### GIVEN TASK
Return the lines where the word "Phys" occurs.

Structured figure records:
———
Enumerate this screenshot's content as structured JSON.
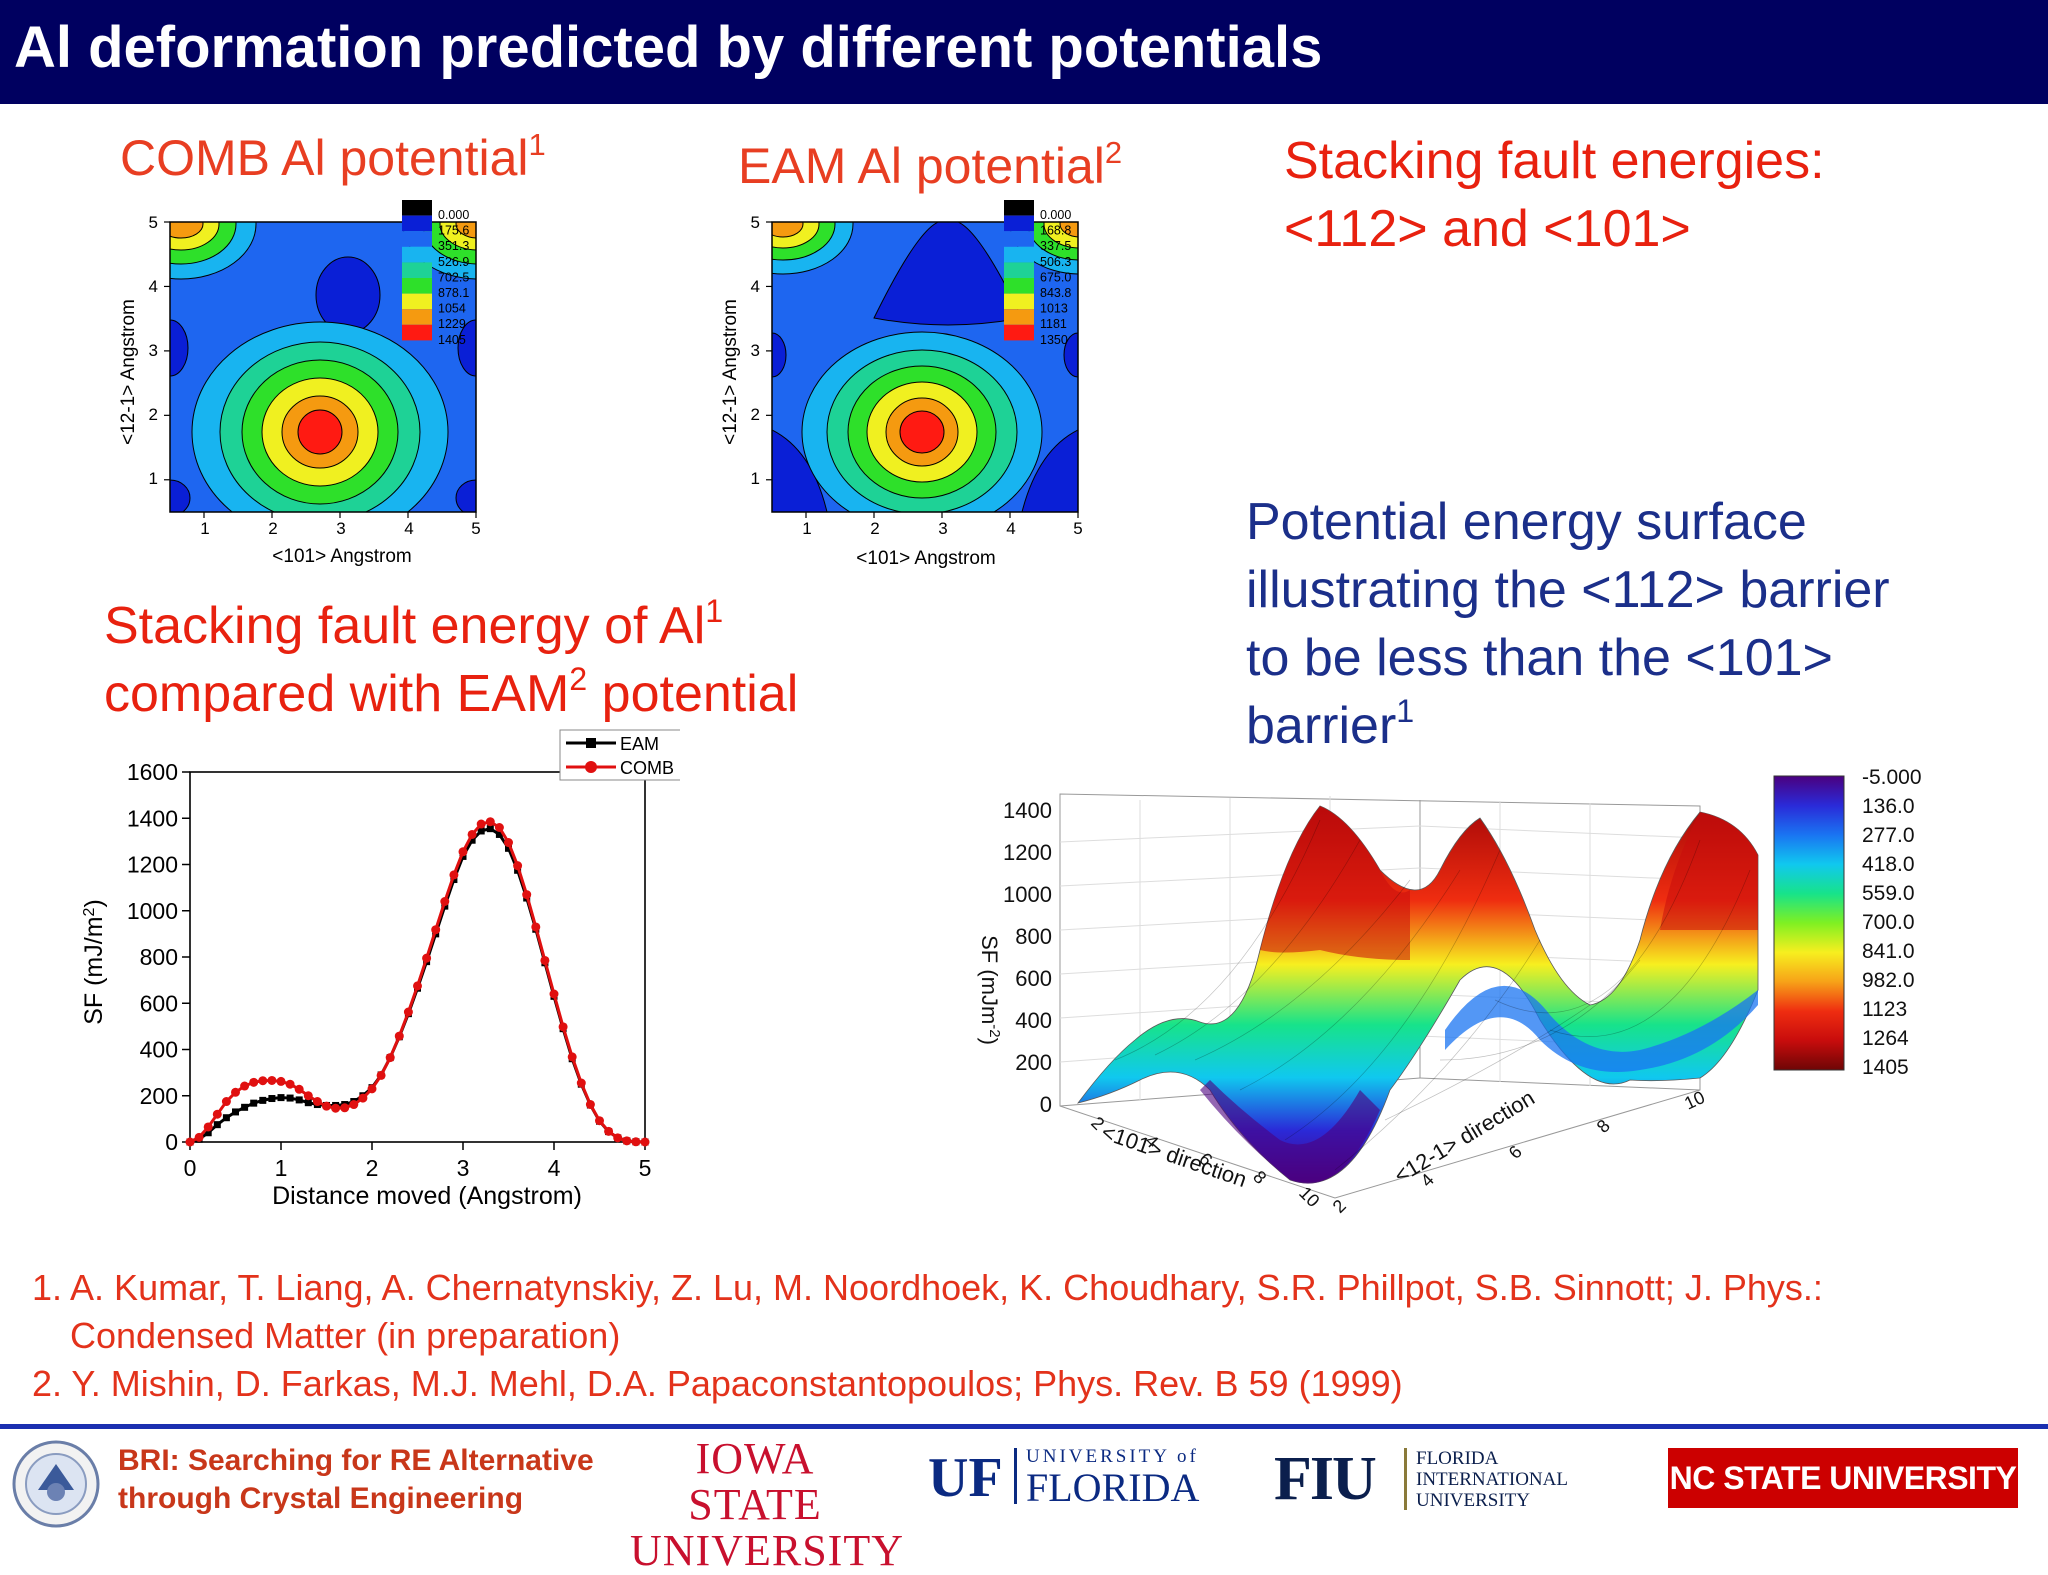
{
  "slide": {
    "title": "Al deformation predicted by different potentials",
    "comb_heading": "COMB Al potential",
    "comb_sup": "1",
    "eam_heading": "EAM Al potential",
    "eam_sup": "2",
    "sfe_heading_line1": "Stacking fault energies:",
    "sfe_heading_line2": "<112> and <101>",
    "sfe_compare_line1": "Stacking fault energy of Al",
    "sfe_compare_sup1": "1",
    "sfe_compare_line2a": "compared with EAM",
    "sfe_compare_sup2": "2",
    "sfe_compare_line2b": " potential",
    "pes_line1": "Potential energy surface",
    "pes_line2": "illustrating the <112> barrier",
    "pes_line3": "to be less than the <101>",
    "pes_line4": "barrier",
    "pes_sup": "1"
  },
  "references": {
    "ref1_line1": "1. A. Kumar, T. Liang, A. Chernatynskiy, Z. Lu, M. Noordhoek, K. Choudhary, S.R. Phillpot, S.B. Sinnott; J. Phys.:",
    "ref1_line2": "Condensed Matter (in preparation)",
    "ref2": "2. Y. Mishin, D. Farkas, M.J. Mehl, D.A. Papaconstantopoulos; Phys. Rev. B 59 (1999)"
  },
  "footer": {
    "bri_line1": "BRI:  Searching for RE Alternative",
    "bri_line2": "through  Crystal Engineering",
    "logo_isu_line1": "IOWA STATE",
    "logo_isu_line2": "UNIVERSITY",
    "logo_uf_mark": "UF",
    "logo_uf_top": "UNIVERSITY of",
    "logo_uf_bottom": "FLORIDA",
    "logo_fiu_mark": "FIU",
    "logo_fiu_line1": "FLORIDA",
    "logo_fiu_line2": "INTERNATIONAL",
    "logo_fiu_line3": "UNIVERSITY",
    "logo_ncsu": "NC STATE UNIVERSITY",
    "colors": {
      "title_bar": "#000060",
      "footer_rule": "#1b2fb0",
      "ncsu_red": "#cc0000",
      "isu_red": "#c8102e",
      "uf_blue": "#0b2a82"
    }
  },
  "chart_data": [
    {
      "id": "comb-contour",
      "type": "heatmap",
      "xlabel": "<101> Angstrom",
      "ylabel": "<12-1> Angstrom",
      "xlim": [
        0.5,
        5
      ],
      "ylim": [
        0.5,
        5
      ],
      "xticks": [
        "1",
        "2",
        "3",
        "4",
        "5"
      ],
      "yticks": [
        "1",
        "2",
        "3",
        "4",
        "5"
      ],
      "legend_levels": [
        "0.000",
        "175.6",
        "351.3",
        "526.9",
        "702.5",
        "878.1",
        "1054",
        "1229",
        "1405"
      ],
      "legend_colors": [
        "#000000",
        "#0a1fd6",
        "#1e66f0",
        "#18b4f0",
        "#1ed296",
        "#2ee02a",
        "#f0f020",
        "#f59a10",
        "#ff1a12"
      ],
      "max_location": [
        2.6,
        1.75
      ],
      "max_value": 1405
    },
    {
      "id": "eam-contour",
      "type": "heatmap",
      "xlabel": "<101> Angstrom",
      "ylabel": "<12-1> Angstrom",
      "xlim": [
        0.5,
        5
      ],
      "ylim": [
        0.5,
        5
      ],
      "xticks": [
        "1",
        "2",
        "3",
        "4",
        "5"
      ],
      "yticks": [
        "1",
        "2",
        "3",
        "4",
        "5"
      ],
      "legend_levels": [
        "0.000",
        "168.8",
        "337.5",
        "506.3",
        "675.0",
        "843.8",
        "1013",
        "1181",
        "1350"
      ],
      "legend_colors": [
        "#000000",
        "#0a1fd6",
        "#1e66f0",
        "#18b4f0",
        "#1ed296",
        "#2ee02a",
        "#f0f020",
        "#f59a10",
        "#ff1a12"
      ],
      "max_location": [
        2.6,
        1.75
      ],
      "max_value": 1350
    },
    {
      "id": "sf-line",
      "type": "line",
      "xlabel": "Distance moved (Angstrom)",
      "ylabel": "SF (mJ/m",
      "ylabel_sup": "2",
      "ylabel_end": ")",
      "xlim": [
        0,
        5
      ],
      "ylim": [
        0,
        1600
      ],
      "xticks": [
        0,
        1,
        2,
        3,
        4,
        5
      ],
      "yticks": [
        0,
        200,
        400,
        600,
        800,
        1000,
        1200,
        1400,
        1600
      ],
      "legend_position": "top-right",
      "series": [
        {
          "name": "EAM",
          "color": "#000000",
          "marker": "square",
          "x": [
            0,
            0.1,
            0.2,
            0.3,
            0.4,
            0.5,
            0.6,
            0.7,
            0.8,
            0.9,
            1.0,
            1.1,
            1.2,
            1.3,
            1.4,
            1.5,
            1.6,
            1.7,
            1.8,
            1.9,
            2.0,
            2.1,
            2.2,
            2.3,
            2.4,
            2.5,
            2.6,
            2.7,
            2.8,
            2.9,
            3.0,
            3.1,
            3.2,
            3.3,
            3.4,
            3.5,
            3.6,
            3.7,
            3.8,
            3.9,
            4.0,
            4.1,
            4.2,
            4.3,
            4.4,
            4.5,
            4.6,
            4.7,
            4.8,
            4.9,
            5.0
          ],
          "y": [
            0,
            12,
            40,
            75,
            105,
            130,
            150,
            168,
            180,
            188,
            192,
            190,
            182,
            170,
            162,
            158,
            158,
            162,
            175,
            200,
            235,
            290,
            365,
            455,
            555,
            665,
            780,
            900,
            1020,
            1135,
            1235,
            1305,
            1345,
            1355,
            1330,
            1270,
            1175,
            1055,
            920,
            775,
            630,
            490,
            360,
            250,
            160,
            90,
            45,
            18,
            5,
            1,
            0
          ]
        },
        {
          "name": "COMB",
          "color": "#e01010",
          "marker": "circle",
          "x": [
            0,
            0.1,
            0.2,
            0.3,
            0.4,
            0.5,
            0.6,
            0.7,
            0.8,
            0.9,
            1.0,
            1.1,
            1.2,
            1.3,
            1.4,
            1.5,
            1.6,
            1.7,
            1.8,
            1.9,
            2.0,
            2.1,
            2.2,
            2.3,
            2.4,
            2.5,
            2.6,
            2.7,
            2.8,
            2.9,
            3.0,
            3.1,
            3.2,
            3.3,
            3.4,
            3.5,
            3.6,
            3.7,
            3.8,
            3.9,
            4.0,
            4.1,
            4.2,
            4.3,
            4.4,
            4.5,
            4.6,
            4.7,
            4.8,
            4.9,
            5.0
          ],
          "y": [
            0,
            20,
            65,
            120,
            175,
            215,
            242,
            258,
            265,
            266,
            262,
            250,
            228,
            200,
            175,
            155,
            146,
            148,
            162,
            190,
            230,
            288,
            365,
            458,
            562,
            675,
            795,
            918,
            1040,
            1155,
            1255,
            1330,
            1375,
            1385,
            1360,
            1295,
            1195,
            1070,
            930,
            785,
            640,
            498,
            368,
            255,
            162,
            92,
            46,
            18,
            5,
            1,
            0
          ]
        }
      ]
    },
    {
      "id": "pes-3d",
      "type": "surface",
      "xlabel": "<101> direction",
      "ylabel": "<12-1> direction",
      "zlabel": "SF (mJm",
      "zlabel_sup": "-2",
      "zlabel_end": ")",
      "zticks": [
        "0",
        "200",
        "400",
        "600",
        "800",
        "1000",
        "1200",
        "1400"
      ],
      "xticks": [
        "2",
        "4",
        "6",
        "8",
        "10"
      ],
      "yticks": [
        "2",
        "4",
        "6",
        "8",
        "10"
      ],
      "colorbar_levels": [
        "-5.000",
        "136.0",
        "277.0",
        "418.0",
        "559.0",
        "700.0",
        "841.0",
        "982.0",
        "1123",
        "1264",
        "1405"
      ],
      "colorbar_colors": [
        "#4b007f",
        "#2a2ad8",
        "#1a74f2",
        "#10c8ef",
        "#17e38a",
        "#7ff022",
        "#f7ef1f",
        "#f7a218",
        "#ef2d10",
        "#c80c0c",
        "#6e0606"
      ]
    }
  ]
}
———
### RESPONSE TO THE EXERCISE
    "ref1_line1": "1. A. Kumar, T. Liang, A. Chernatynskiy, Z. Lu, M. Noordhoek, K. Choudhary, S.R. Phillpot, S.B. Sinnott; J. Phys.:",
    "ref2": "2. Y. Mishin, D. Farkas, M.J. Mehl, D.A. Papaconstantopoulos; Phys. Rev. B 59 (1999)"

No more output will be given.